| Problem statement |
Print all of the lines exactly. Any picture among them stays out.

+ + + +

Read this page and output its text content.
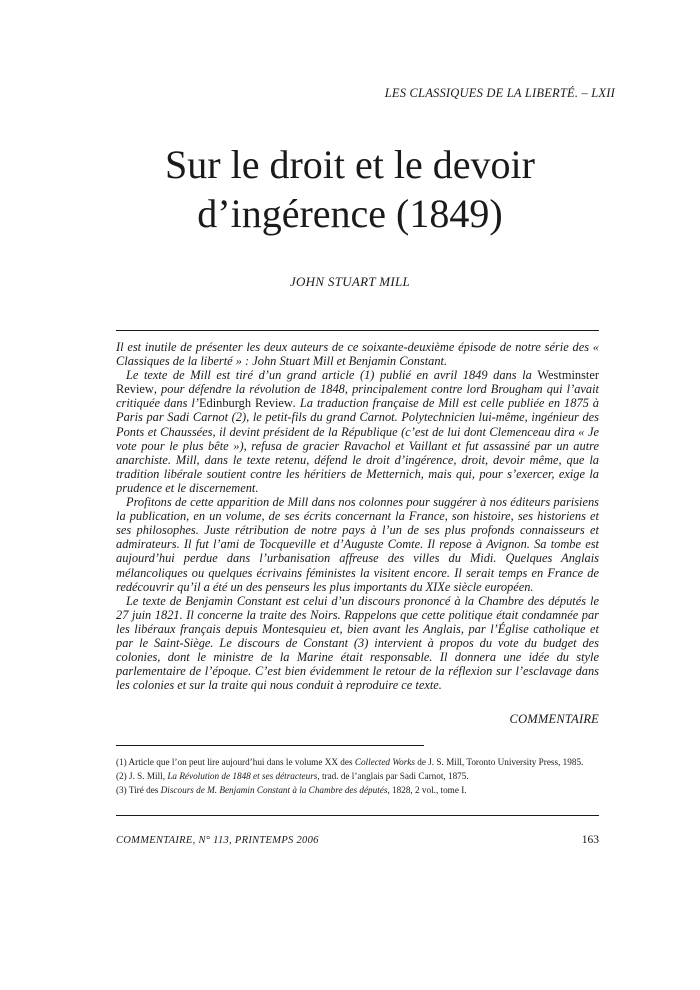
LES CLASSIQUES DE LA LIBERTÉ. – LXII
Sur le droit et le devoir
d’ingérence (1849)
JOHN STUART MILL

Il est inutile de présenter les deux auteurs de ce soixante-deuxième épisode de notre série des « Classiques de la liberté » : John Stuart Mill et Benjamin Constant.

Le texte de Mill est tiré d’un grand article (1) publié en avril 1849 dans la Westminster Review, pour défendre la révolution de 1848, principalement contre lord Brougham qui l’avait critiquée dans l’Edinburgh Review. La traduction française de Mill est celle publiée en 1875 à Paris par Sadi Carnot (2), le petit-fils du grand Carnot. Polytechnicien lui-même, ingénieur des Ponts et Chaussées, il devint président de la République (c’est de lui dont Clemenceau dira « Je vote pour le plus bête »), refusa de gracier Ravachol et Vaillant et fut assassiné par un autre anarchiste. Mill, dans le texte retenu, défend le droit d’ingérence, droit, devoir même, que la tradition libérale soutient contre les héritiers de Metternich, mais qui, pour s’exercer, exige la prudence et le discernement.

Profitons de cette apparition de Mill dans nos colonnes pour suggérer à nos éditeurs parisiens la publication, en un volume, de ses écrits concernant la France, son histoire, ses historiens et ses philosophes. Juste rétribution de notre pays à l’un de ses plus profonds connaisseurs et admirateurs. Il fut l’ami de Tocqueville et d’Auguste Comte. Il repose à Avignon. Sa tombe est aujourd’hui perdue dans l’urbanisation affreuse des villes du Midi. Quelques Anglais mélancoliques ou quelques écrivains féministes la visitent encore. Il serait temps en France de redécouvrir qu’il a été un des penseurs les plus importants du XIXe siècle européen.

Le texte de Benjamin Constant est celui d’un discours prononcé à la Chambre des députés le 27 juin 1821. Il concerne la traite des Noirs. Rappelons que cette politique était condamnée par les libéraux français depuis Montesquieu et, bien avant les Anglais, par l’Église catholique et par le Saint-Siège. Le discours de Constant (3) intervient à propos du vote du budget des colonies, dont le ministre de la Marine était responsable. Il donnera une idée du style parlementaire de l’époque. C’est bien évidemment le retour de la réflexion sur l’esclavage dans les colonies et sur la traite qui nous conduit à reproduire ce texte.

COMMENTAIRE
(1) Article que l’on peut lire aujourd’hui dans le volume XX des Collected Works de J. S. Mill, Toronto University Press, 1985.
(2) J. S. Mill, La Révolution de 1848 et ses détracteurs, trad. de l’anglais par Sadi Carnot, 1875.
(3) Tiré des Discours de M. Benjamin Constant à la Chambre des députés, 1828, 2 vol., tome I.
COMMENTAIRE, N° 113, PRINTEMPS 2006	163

+ + + +

| Final result |
Read this page and output its text content.
LES CLASSIQUES DE LA LIBERTÉ. – LXII
Sur le droit et le devoir
d’ingérence (1849)
JOHN STUART MILL

Il est inutile de présenter les deux auteurs de ce soixante-deuxième épisode de notre série des « Classiques de la liberté » : John Stuart Mill et Benjamin Constant.

Le texte de Mill est tiré d’un grand article (1) publié en avril 1849 dans la Westminster Review, pour défendre la révolution de 1848, principalement contre lord Brougham qui l’avait critiquée dans l’Edinburgh Review. La traduction française de Mill est celle publiée en 1875 à Paris par Sadi Carnot (2), le petit-fils du grand Carnot. Polytechnicien lui-même, ingénieur des Ponts et Chaussées, il devint président de la République (c’est de lui dont Clemenceau dira « Je vote pour le plus bête »), refusa de gracier Ravachol et Vaillant et fut assassiné par un autre anarchiste. Mill, dans le texte retenu, défend le droit d’ingérence, droit, devoir même, que la tradition libérale soutient contre les héritiers de Metternich, mais qui, pour s’exercer, exige la prudence et le discernement.

Profitons de cette apparition de Mill dans nos colonnes pour suggérer à nos éditeurs parisiens la publication, en un volume, de ses écrits concernant la France, son histoire, ses historiens et ses philosophes. Juste rétribution de notre pays à l’un de ses plus profonds connaisseurs et admirateurs. Il fut l’ami de Tocqueville et d’Auguste Comte. Il repose à Avignon. Sa tombe est aujourd’hui perdue dans l’urbanisation affreuse des villes du Midi. Quelques Anglais mélancoliques ou quelques écrivains féministes la visitent encore. Il serait temps en France de redécouvrir qu’il a été un des penseurs les plus importants du XIXe siècle européen.

Le texte de Benjamin Constant est celui d’un discours prononcé à la Chambre des députés le 27 juin 1821. Il concerne la traite des Noirs. Rappelons que cette politique était condamnée par les libéraux français depuis Montesquieu et, bien avant les Anglais, par l’Église catholique et par le Saint-Siège. Le discours de Constant (3) intervient à propos du vote du budget des colonies, dont le ministre de la Marine était responsable. Il donnera une idée du style parlementaire de l’époque. C’est bien évidemment le retour de la réflexion sur l’esclavage dans les colonies et sur la traite qui nous conduit à reproduire ce texte.

COMMENTAIRE
(1) Article que l’on peut lire aujourd’hui dans le volume XX des Collected Works de J. S. Mill, Toronto University Press, 1985.
(2) J. S. Mill, La Révolution de 1848 et ses détracteurs, trad. de l’anglais par Sadi Carnot, 1875.
(3) Tiré des Discours de M. Benjamin Constant à la Chambre des députés, 1828, 2 vol., tome I.
COMMENTAIRE, N° 113, PRINTEMPS 2006	163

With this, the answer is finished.